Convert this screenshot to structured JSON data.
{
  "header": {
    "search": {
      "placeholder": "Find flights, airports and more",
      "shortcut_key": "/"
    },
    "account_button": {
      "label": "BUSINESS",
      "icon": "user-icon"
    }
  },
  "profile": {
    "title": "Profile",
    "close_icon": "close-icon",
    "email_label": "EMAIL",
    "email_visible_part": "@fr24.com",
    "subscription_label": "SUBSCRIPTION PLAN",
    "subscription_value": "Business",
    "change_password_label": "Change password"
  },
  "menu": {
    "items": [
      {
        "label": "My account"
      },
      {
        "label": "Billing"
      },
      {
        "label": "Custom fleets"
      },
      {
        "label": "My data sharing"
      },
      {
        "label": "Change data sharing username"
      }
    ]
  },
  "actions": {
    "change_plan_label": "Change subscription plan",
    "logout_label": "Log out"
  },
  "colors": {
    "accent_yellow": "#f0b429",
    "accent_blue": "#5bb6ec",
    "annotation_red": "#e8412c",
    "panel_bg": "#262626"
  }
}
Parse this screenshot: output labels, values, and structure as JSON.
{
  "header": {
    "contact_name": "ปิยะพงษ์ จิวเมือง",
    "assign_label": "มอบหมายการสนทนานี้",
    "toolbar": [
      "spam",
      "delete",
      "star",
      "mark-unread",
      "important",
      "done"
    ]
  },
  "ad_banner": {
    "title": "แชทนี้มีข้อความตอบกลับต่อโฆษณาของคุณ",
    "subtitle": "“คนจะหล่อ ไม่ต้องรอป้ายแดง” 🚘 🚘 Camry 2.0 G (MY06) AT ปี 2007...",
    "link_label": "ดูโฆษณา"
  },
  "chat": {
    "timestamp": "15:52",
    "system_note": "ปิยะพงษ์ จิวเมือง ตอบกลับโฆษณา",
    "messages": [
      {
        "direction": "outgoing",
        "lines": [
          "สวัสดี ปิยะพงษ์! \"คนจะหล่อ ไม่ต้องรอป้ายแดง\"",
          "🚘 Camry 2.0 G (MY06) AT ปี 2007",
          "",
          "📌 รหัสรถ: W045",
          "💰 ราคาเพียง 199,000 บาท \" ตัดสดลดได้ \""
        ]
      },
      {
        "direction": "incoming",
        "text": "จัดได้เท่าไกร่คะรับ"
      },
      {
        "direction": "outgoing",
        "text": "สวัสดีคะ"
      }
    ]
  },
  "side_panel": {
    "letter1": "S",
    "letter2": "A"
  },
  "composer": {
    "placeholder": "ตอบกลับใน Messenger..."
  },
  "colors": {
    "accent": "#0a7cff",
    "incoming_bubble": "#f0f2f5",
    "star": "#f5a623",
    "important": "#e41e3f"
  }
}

────────────────────

**Work to complete:**
Take the line holding "Parse this screenshot: output" and all lines after it through the end of the data, and set them down exactly.

**Correct response:**
Parse this screenshot: output labels, values, and structure as JSON.
{
  "header": {
    "contact_name": "ปิยะพงษ์ จิวเมือง",
    "assign_label": "มอบหมายการสนทนานี้",
    "toolbar": [
      "spam",
      "delete",
      "star",
      "mark-unread",
      "important",
      "done"
    ]
  },
  "ad_banner": {
    "title": "แชทนี้มีข้อความตอบกลับต่อโฆษณาของคุณ",
    "subtitle": "“คนจะหล่อ ไม่ต้องรอป้ายแดง” 🚘 🚘 Camry 2.0 G (MY06) AT ปี 2007...",
    "link_label": "ดูโฆษณา"
  },
  "chat": {
    "timestamp": "15:52",
    "system_note": "ปิยะพงษ์ จิวเมือง ตอบกลับโฆษณา",
    "messages": [
      {
        "direction": "outgoing",
        "lines": [
          "สวัสดี ปิยะพงษ์! \"คนจะหล่อ ไม่ต้องรอป้ายแดง\"",
          "🚘 Camry 2.0 G (MY06) AT ปี 2007",
          "",
          "📌 รหัสรถ: W045",
          "💰 ราคาเพียง 199,000 บาท \" ตัดสดลดได้ \""
        ]
      },
      {
        "direction": "incoming",
        "text": "จัดได้เท่าไกร่คะรับ"
      },
      {
        "direction": "outgoing",
        "text": "สวัสดีคะ"
      }
    ]
  },
  "side_panel": {
    "letter1": "S",
    "letter2": "A"
  },
  "composer": {
    "placeholder": "ตอบกลับใน Messenger..."
  },
  "colors": {
    "accent": "#0a7cff",
    "incoming_bubble": "#f0f2f5",
    "star": "#f5a623",
    "important": "#e41e3f"
  }
}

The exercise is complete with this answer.